**AVAILABLE DATA**
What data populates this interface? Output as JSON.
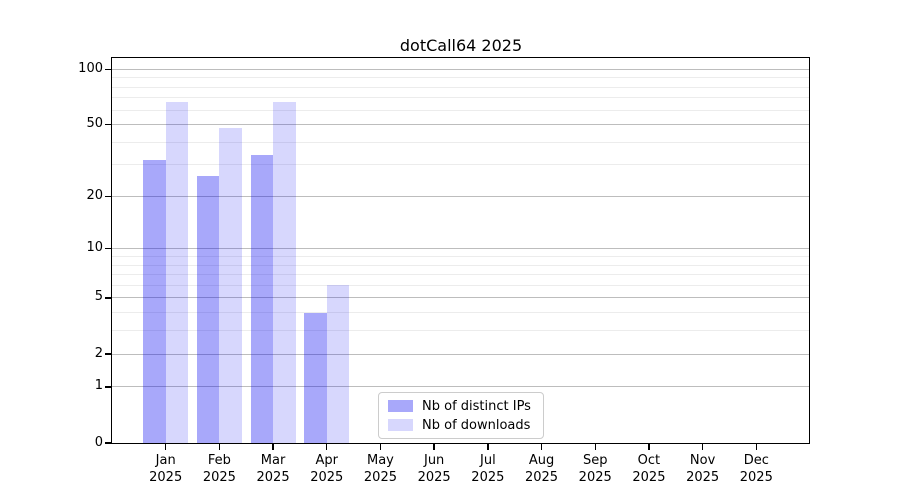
{
  "chart_data": {
    "type": "bar",
    "title": "dotCall64 2025",
    "categories": [
      "Jan",
      "Feb",
      "Mar",
      "Apr",
      "May",
      "Jun",
      "Jul",
      "Aug",
      "Sep",
      "Oct",
      "Nov",
      "Dec"
    ],
    "x_tick_year": "2025",
    "series": [
      {
        "name": "Nb of distinct IPs",
        "color": "rgba(0,0,240,0.34)",
        "values": [
          32,
          26,
          34,
          4,
          0,
          0,
          0,
          0,
          0,
          0,
          0,
          0
        ]
      },
      {
        "name": "Nb of downloads",
        "color": "rgba(0,0,240,0.155)",
        "values": [
          66,
          48,
          66,
          6,
          0,
          0,
          0,
          0,
          0,
          0,
          0,
          0
        ]
      }
    ],
    "xlabel": "",
    "ylabel": "",
    "y_scale": "log1p",
    "ylim": [
      0,
      115
    ],
    "y_major_ticks": [
      0,
      1,
      2,
      5,
      10,
      20,
      50,
      100
    ],
    "y_minor_gridlines": [
      3,
      4,
      6,
      7,
      8,
      9,
      30,
      40,
      60,
      70,
      80,
      90
    ],
    "grid": true,
    "legend_position": "lower center",
    "colors": {
      "grid_major": "#bdbdbd",
      "grid_minor": "#ececec",
      "spine": "#000000",
      "legend_border": "#cccccc",
      "background": "#ffffff"
    }
  }
}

**EXERCISE GOAL**
Without including any pictures, please restate all the records exactly.

**CORRECT OUTPUT**
What data populates this interface? Output as JSON.
{
  "chart_data": {
    "type": "bar",
    "title": "dotCall64 2025",
    "categories": [
      "Jan",
      "Feb",
      "Mar",
      "Apr",
      "May",
      "Jun",
      "Jul",
      "Aug",
      "Sep",
      "Oct",
      "Nov",
      "Dec"
    ],
    "x_tick_year": "2025",
    "series": [
      {
        "name": "Nb of distinct IPs",
        "color": "rgba(0,0,240,0.34)",
        "values": [
          32,
          26,
          34,
          4,
          0,
          0,
          0,
          0,
          0,
          0,
          0,
          0
        ]
      },
      {
        "name": "Nb of downloads",
        "color": "rgba(0,0,240,0.155)",
        "values": [
          66,
          48,
          66,
          6,
          0,
          0,
          0,
          0,
          0,
          0,
          0,
          0
        ]
      }
    ],
    "xlabel": "",
    "ylabel": "",
    "y_scale": "log1p",
    "ylim": [
      0,
      115
    ],
    "y_major_ticks": [
      0,
      1,
      2,
      5,
      10,
      20,
      50,
      100
    ],
    "y_minor_gridlines": [
      3,
      4,
      6,
      7,
      8,
      9,
      30,
      40,
      60,
      70,
      80,
      90
    ],
    "grid": true,
    "legend_position": "lower center",
    "colors": {
      "grid_major": "#bdbdbd",
      "grid_minor": "#ececec",
      "spine": "#000000",
      "legend_border": "#cccccc",
      "background": "#ffffff"
    }
  }
}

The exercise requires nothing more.